** What you have to do **
Transcribe the listing verbatim. Do not carry over any pictures.

** Provided information **

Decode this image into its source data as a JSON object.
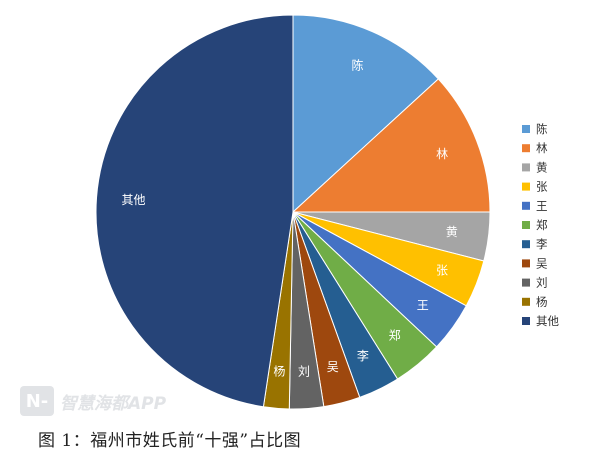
{
  "chart_data": {
    "type": "pie",
    "title": "",
    "categories": [
      "陈",
      "林",
      "黄",
      "张",
      "王",
      "郑",
      "李",
      "吴",
      "刘",
      "杨",
      "其他"
    ],
    "values": [
      13.2,
      11.8,
      4.0,
      3.9,
      4.1,
      4.1,
      3.4,
      3.0,
      2.8,
      2.1,
      47.6
    ],
    "colors": [
      "#5b9bd5",
      "#ed7d31",
      "#a5a5a5",
      "#ffc000",
      "#4472c4",
      "#70ad47",
      "#255e91",
      "#9e480e",
      "#636363",
      "#997300",
      "#264478"
    ],
    "legend_position": "right"
  },
  "caption": "图 1：福州市姓氏前“十强”占比图",
  "watermark": {
    "logo_text": "N-",
    "text": "智慧海都APP"
  }
}
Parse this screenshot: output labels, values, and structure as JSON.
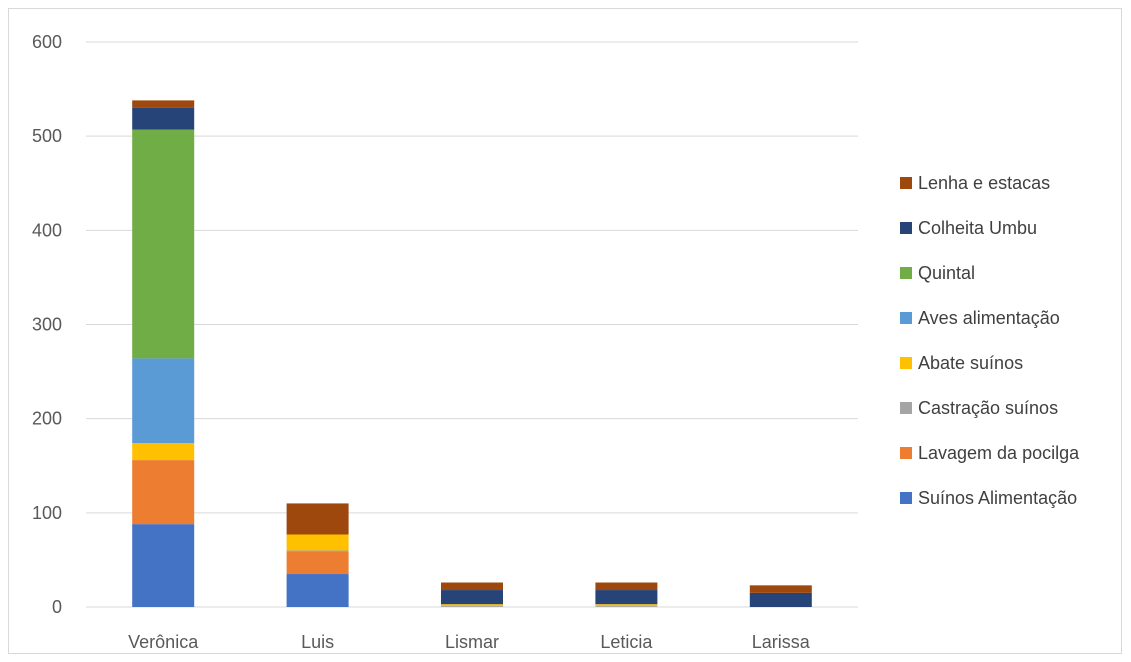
{
  "chart_data": {
    "type": "bar",
    "stacked": true,
    "title": "",
    "xlabel": "",
    "ylabel": "",
    "categories": [
      "Verônica",
      "Luis",
      "Lismar",
      "Leticia",
      "Larissa"
    ],
    "ylim": [
      0,
      600
    ],
    "yticks": [
      "0",
      "100",
      "200",
      "300",
      "400",
      "500",
      "600"
    ],
    "grid": true,
    "legend_position": "right",
    "series": [
      {
        "name": "Suínos Alimentação",
        "color": "#4472C4",
        "values": [
          88,
          35,
          0,
          0,
          0
        ]
      },
      {
        "name": "Lavagem da pocilga",
        "color": "#ED7D31",
        "values": [
          68,
          24,
          0,
          0,
          0
        ]
      },
      {
        "name": "Castração suínos",
        "color": "#A5A5A5",
        "values": [
          0,
          1,
          1,
          1,
          0
        ]
      },
      {
        "name": "Abate suínos",
        "color": "#FFC000",
        "values": [
          18,
          17,
          2,
          2,
          0
        ]
      },
      {
        "name": "Aves alimentação",
        "color": "#5B9BD5",
        "values": [
          90,
          0,
          0,
          0,
          0
        ]
      },
      {
        "name": "Quintal",
        "color": "#70AD47",
        "values": [
          243,
          0,
          0,
          0,
          0
        ]
      },
      {
        "name": "Colheita Umbu",
        "color": "#264478",
        "values": [
          23,
          0,
          15,
          15,
          15
        ]
      },
      {
        "name": "Lenha e estacas",
        "color": "#9E480E",
        "values": [
          8,
          33,
          8,
          8,
          8
        ]
      }
    ]
  }
}
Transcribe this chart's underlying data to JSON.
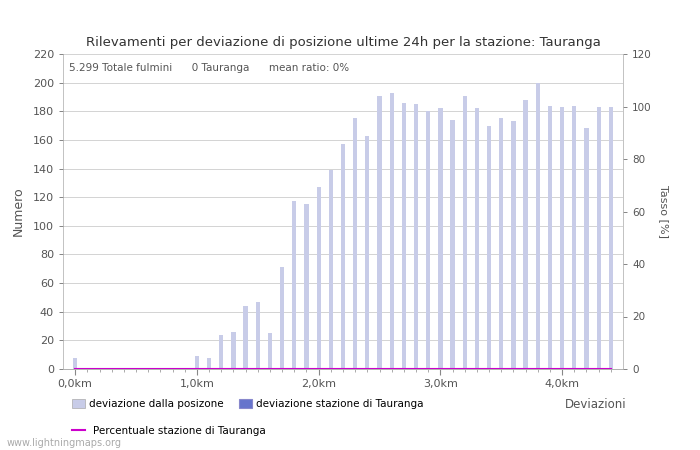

** Exercise solution **
Decode this image into its source data as a JSON object.
{
  "chart_data": {
    "type": "pie",
    "title": "",
    "categories": [
      "陈",
      "林",
      "黄",
      "张",
      "王",
      "郑",
      "李",
      "吴",
      "刘",
      "杨",
      "其他"
    ],
    "values": [
      13.2,
      11.8,
      4.0,
      3.9,
      4.1,
      4.1,
      3.4,
      3.0,
      2.8,
      2.1,
      47.6
    ],
    "colors": [
      "#5b9bd5",
      "#ed7d31",
      "#a5a5a5",
      "#ffc000",
      "#4472c4",
      "#70ad47",
      "#255e91",
      "#9e480e",
      "#636363",
      "#997300",
      "#264478"
    ],
    "legend_position": "right"
  },
  "caption": "图 1：福州市姓氏前“十强”占比图",
  "watermark": {
    "logo_text": "N-",
    "text": "智慧海都APP"
  }
}
Parse this screenshot: output labels, values, and structure as JSON.
{
  "chart_data": {
    "type": "bar",
    "stacked": true,
    "title": "",
    "xlabel": "",
    "ylabel": "",
    "categories": [
      "Verônica",
      "Luis",
      "Lismar",
      "Leticia",
      "Larissa"
    ],
    "ylim": [
      0,
      600
    ],
    "yticks": [
      "0",
      "100",
      "200",
      "300",
      "400",
      "500",
      "600"
    ],
    "grid": true,
    "legend_position": "right",
    "series": [
      {
        "name": "Suínos Alimentação",
        "color": "#4472C4",
        "values": [
          88,
          35,
          0,
          0,
          0
        ]
      },
      {
        "name": "Lavagem da pocilga",
        "color": "#ED7D31",
        "values": [
          68,
          24,
          0,
          0,
          0
        ]
      },
      {
        "name": "Castração suínos",
        "color": "#A5A5A5",
        "values": [
          0,
          1,
          1,
          1,
          0
        ]
      },
      {
        "name": "Abate suínos",
        "color": "#FFC000",
        "values": [
          18,
          17,
          2,
          2,
          0
        ]
      },
      {
        "name": "Aves alimentação",
        "color": "#5B9BD5",
        "values": [
          90,
          0,
          0,
          0,
          0
        ]
      },
      {
        "name": "Quintal",
        "color": "#70AD47",
        "values": [
          243,
          0,
          0,
          0,
          0
        ]
      },
      {
        "name": "Colheita Umbu",
        "color": "#264478",
        "values": [
          23,
          0,
          15,
          15,
          15
        ]
      },
      {
        "name": "Lenha e estacas",
        "color": "#9E480E",
        "values": [
          8,
          33,
          8,
          8,
          8
        ]
      }
    ]
  }
}
Transcribe this chart's underlying data to JSON.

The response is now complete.